## [To be done]
Find the line containing "What text is on this page?" in the entries; transcribe it and all remaining lines through the end, exactly as they appear, but not the pictures.

# start of Excerpted records

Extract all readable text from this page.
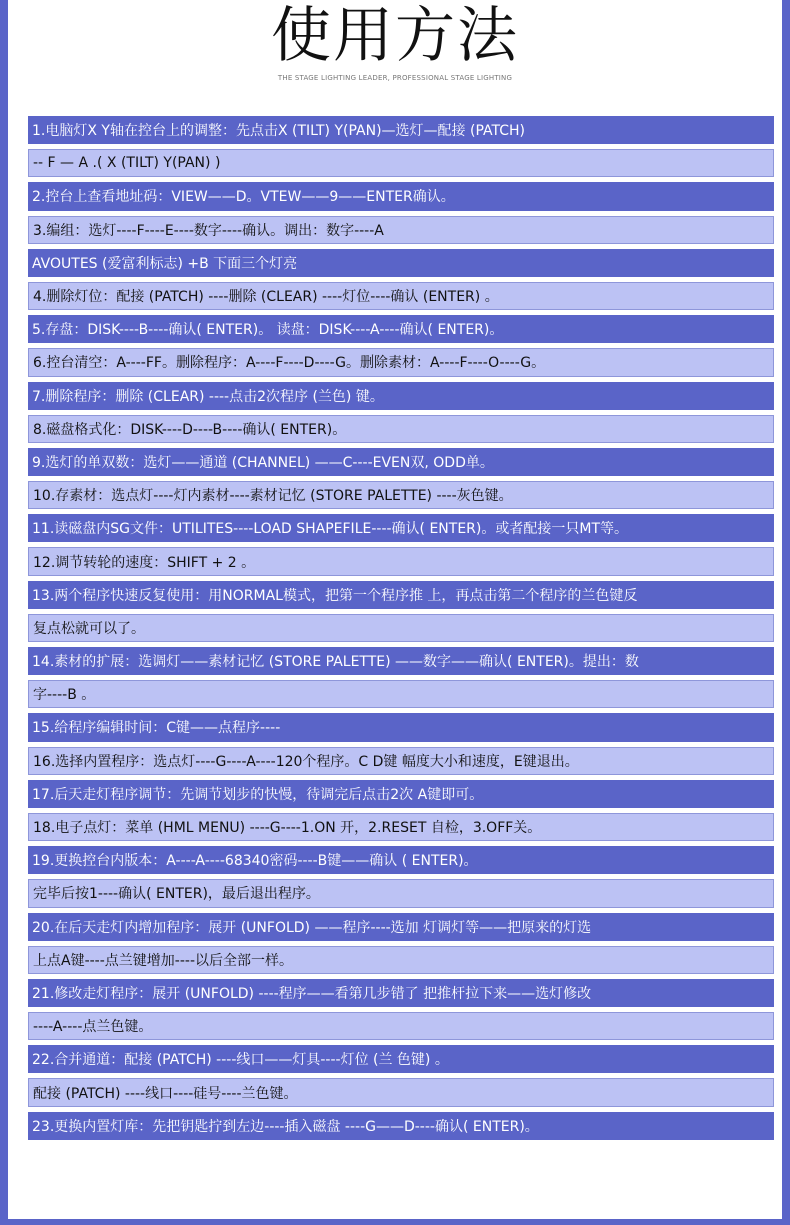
使用方法
THE STAGE LIGHTING LEADER, PROFESSIONAL STAGE LIGHTING
1.电脑灯X Y轴在控台上的调整：先点击X (TILT) Y(PAN)—选灯—配接 (PATCH)
-- F — A .( X (TILT) Y(PAN) )
2.控台上查看地址码：VIEW——D。VTEW——9——ENTER确认。
3.编组：选灯----F----E----数字----确认。调出：数字----A
AVOUTES (爱富利标志) +B 下面三个灯亮
4.删除灯位：配接 (PATCH) ----删除 (CLEAR) ----灯位----确认 (ENTER) 。
5.存盘：DISK----B----确认( ENTER)。 读盘：DISK----A----确认( ENTER)。
6.控台清空：A----FF。删除程序：A----F----D----G。删除素材：A----F----O----G。
7.删除程序：删除 (CLEAR) ----点击2次程序 (兰色) 键。
8.磁盘格式化：DISK----D----B----确认( ENTER)。
9.选灯的单双数：选灯——通道 (CHANNEL) ——C----EVEN双, ODD单。
10.存素材：选点灯----灯内素材----素材记忆 (STORE PALETTE) ----灰色键。
11.读磁盘内SG文件：UTILITES----LOAD SHAPEFILE----确认( ENTER)。或者配接一只MT等。
12.调节转轮的速度：SHIFT + 2 。
13.两个程序快速反复使用：用NORMAL模式，把第一个程序推 上，再点击第二个程序的兰色键反
复点松就可以了。
14.素材的扩展：选调灯——素材记忆 (STORE PALETTE) ——数字——确认( ENTER)。提出：数
字----B 。
15.给程序编辑时间：C键——点程序----
16.选择内置程序：选点灯----G----A----120个程序。C D键 幅度大小和速度，E键退出。
17.后天走灯程序调节：先调节划步的快慢，待调完后点击2次 A键即可。
18.电子点灯：菜单 (HML MENU) ----G----1.ON 开，2.RESET 自检，3.OFF关。
19.更换控台内版本：A----A----68340密码----B键——确认 ( ENTER)。
完毕后按1----确认( ENTER)，最后退出程序。
20.在后天走灯内增加程序：展开 (UNFOLD) ——程序----选加 灯调灯等——把原来的灯选
上点A键----点兰键增加----以后全部一样。
21.修改走灯程序：展开 (UNFOLD) ----程序——看第几步错了 把推杆拉下来——选灯修改
----A----点兰色键。
22.合并通道：配接 (PATCH) ----线口——灯具----灯位 (兰 色键) 。
配接 (PATCH) ----线口----硅号----兰色键。
23.更换内置灯库：先把钥匙拧到左边----插入磁盘 ----G——D----确认( ENTER)。
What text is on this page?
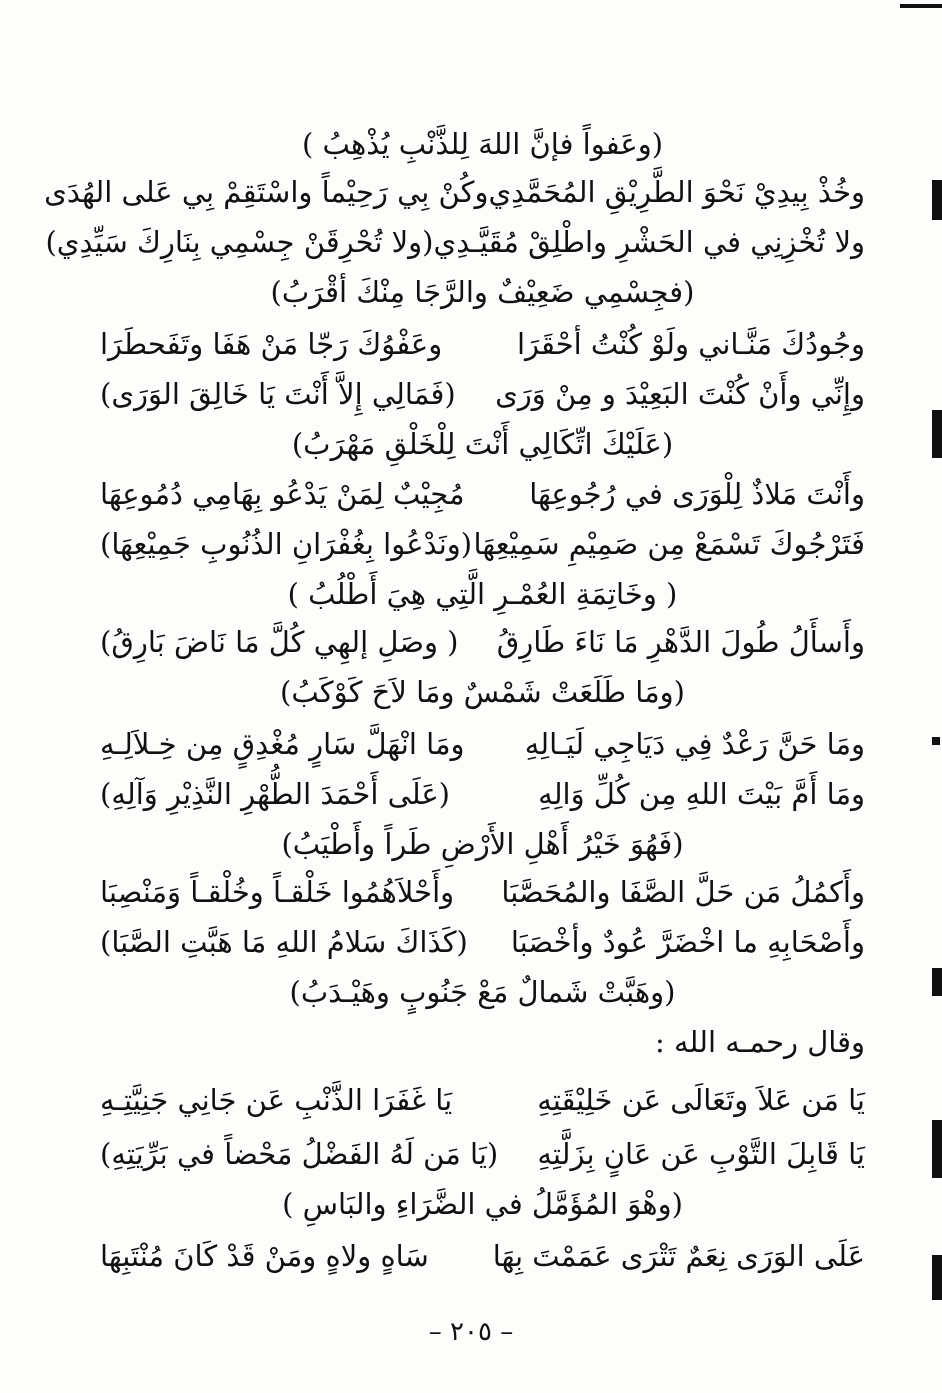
(وعَفواً فإنَّ اللهَ لِلذَّنْبِ يُذْهِبُ )
وخُذْ بِيدِيْ نَحْوَ الطَّرِيْقِ المُحَمَّدِي
وكُنْ بِي رَحِيْماً واسْتَقِمْ بِي عَلى الهُدَى
ولا تُخْزِنِي في الحَشْرِ واطْلِقْ مُقَيَّـدِي
(ولا تُحْرِقَنْ جِسْمِي بِنَارِكَ سَيِّدِي)
(فجِسْمِي ضَعِيْفٌ والرَّجَا مِنْكَ أقْرَبُ)
وجُودُكَ مَنَّـاني ولَوْ كُنْتُ أحْقَرَا
وعَفْوُكَ رَجّا مَنْ هَفَا وتَفَحطَرَا
وإِنِّي وأَنْ كُنْتَ البَعِيْدَ و مِنْ وَرَى
(فَمَالِي إِلاَّ أَنْتَ يَا خَالِقَ الوَرَى)
(عَلَيْكَ اتِّكَالِي أَنْتَ لِلْخَلْقِ مَهْرَبُ)
وأَنْتَ مَلاذٌ لِلْوَرَى في رُجُوعِهَا
مُجِيْبٌ لِمَنْ يَدْعُو بِهَامِي دُمُوعِهَا
فَتَرْجُوكَ تَسْمَعْ مِن صَمِيْمِ سَمِيْعِهَا
(ونَدْعُوا بِغُفْرَانِ الذُنُوبِ جَمِيْعِهَا)
( وخَاتِمَةِ العُمْـرِ الَّتِي هِيَ أَطْلُبُ )
وأَسأَلُ طُولَ الدَّهْرِ مَا نَاءَ طَارِقُ
( وصَلِ إلهِي كُلَّ مَا نَاضَ بَارِقُ)
(ومَا طَلَعَتْ شَمْسٌ ومَا لاَحَ كَوْكَبُ)
ومَا حَنَّ رَعْدٌ فِي دَيَاجِي لَيَـالِهِ
ومَا انْهَلَّ سَارٍ مُغْدِقٍ مِن خِـلاَلِـهِ
ومَا أَمَّ بَيْتَ اللهِ مِن كُلِّ وَالِهِ
(عَلَى أَحْمَدَ الطُّهْرِ النَّذِيْرِ وَآلِهِ)
(فَهُوَ خَيْرُ أَهْلِ الأَرْضِ طَراً وأَطْيَبُ)
وأَكمُلُ مَن حَلَّ الصَّفَا والمُحَصَّبَا
وأَحْلاَهُمُوا خَلْقـاً وخُلْقـاً وَمَنْصِبَا
وأَصْحَابِهِ ما اخْضَرَّ عُودٌ وأخْصَبَا
(كَذَاكَ سَلامُ اللهِ مَا هَبَّتِ الصَّبَا)
(وهَبَّتْ شَمالٌ مَعْ جَنُوبٍ وهَيْـدَبُ)
وقال رحمـه الله :
يَا مَن عَلاَ وتَعَالَى عَن خَلِيْقَتِهِ
يَا غَفَرَا الذَّنْبِ عَن جَانِي جَنِيَّتِـهِ
يَا قَابِلَ التَّوْبِ عَن عَانٍ بِزَلَّتِهِ
(يَا مَن لَهُ الفَضْلُ مَحْضاً في بَرِّيَتِهِ)
(وهْوَ المُؤَمَّلُ في الضَّرَاءِ والبَاسِ )
عَلَى الوَرَى نِعَمٌ تَتْرَى عَمَمْتَ بِهَا
سَاهٍ ولاهٍ ومَنْ قَدْ كَانَ مُنْتَبِهَا
– ٢٠٥ –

# end of Excerpted records

## [Result]
What text is on this page?
(وعَفواً فإنَّ اللهَ لِلذَّنْبِ يُذْهِبُ )
وخُذْ بِيدِيْ نَحْوَ الطَّرِيْقِ المُحَمَّدِي
وكُنْ بِي رَحِيْماً واسْتَقِمْ بِي عَلى الهُدَى
ولا تُخْزِنِي في الحَشْرِ واطْلِقْ مُقَيَّـدِي
(ولا تُحْرِقَنْ جِسْمِي بِنَارِكَ سَيِّدِي)
(فجِسْمِي ضَعِيْفٌ والرَّجَا مِنْكَ أقْرَبُ)
وجُودُكَ مَنَّـاني ولَوْ كُنْتُ أحْقَرَا
وعَفْوُكَ رَجّا مَنْ هَفَا وتَفَحطَرَا
وإِنِّي وأَنْ كُنْتَ البَعِيْدَ و مِنْ وَرَى
(فَمَالِي إِلاَّ أَنْتَ يَا خَالِقَ الوَرَى)
(عَلَيْكَ اتِّكَالِي أَنْتَ لِلْخَلْقِ مَهْرَبُ)
وأَنْتَ مَلاذٌ لِلْوَرَى في رُجُوعِهَا
مُجِيْبٌ لِمَنْ يَدْعُو بِهَامِي دُمُوعِهَا
فَتَرْجُوكَ تَسْمَعْ مِن صَمِيْمِ سَمِيْعِهَا
(ونَدْعُوا بِغُفْرَانِ الذُنُوبِ جَمِيْعِهَا)
( وخَاتِمَةِ العُمْـرِ الَّتِي هِيَ أَطْلُبُ )
وأَسأَلُ طُولَ الدَّهْرِ مَا نَاءَ طَارِقُ
( وصَلِ إلهِي كُلَّ مَا نَاضَ بَارِقُ)
(ومَا طَلَعَتْ شَمْسٌ ومَا لاَحَ كَوْكَبُ)
ومَا حَنَّ رَعْدٌ فِي دَيَاجِي لَيَـالِهِ
ومَا انْهَلَّ سَارٍ مُغْدِقٍ مِن خِـلاَلِـهِ
ومَا أَمَّ بَيْتَ اللهِ مِن كُلِّ وَالِهِ
(عَلَى أَحْمَدَ الطُّهْرِ النَّذِيْرِ وَآلِهِ)
(فَهُوَ خَيْرُ أَهْلِ الأَرْضِ طَراً وأَطْيَبُ)
وأَكمُلُ مَن حَلَّ الصَّفَا والمُحَصَّبَا
وأَحْلاَهُمُوا خَلْقـاً وخُلْقـاً وَمَنْصِبَا
وأَصْحَابِهِ ما اخْضَرَّ عُودٌ وأخْصَبَا
(كَذَاكَ سَلامُ اللهِ مَا هَبَّتِ الصَّبَا)
(وهَبَّتْ شَمالٌ مَعْ جَنُوبٍ وهَيْـدَبُ)
وقال رحمـه الله :
يَا مَن عَلاَ وتَعَالَى عَن خَلِيْقَتِهِ
يَا غَفَرَا الذَّنْبِ عَن جَانِي جَنِيَّتِـهِ
يَا قَابِلَ التَّوْبِ عَن عَانٍ بِزَلَّتِهِ
(يَا مَن لَهُ الفَضْلُ مَحْضاً في بَرِّيَتِهِ)
(وهْوَ المُؤَمَّلُ في الضَّرَاءِ والبَاسِ )
عَلَى الوَرَى نِعَمٌ تَتْرَى عَمَمْتَ بِهَا
سَاهٍ ولاهٍ ومَنْ قَدْ كَانَ مُنْتَبِهَا
– ٢٠٥ –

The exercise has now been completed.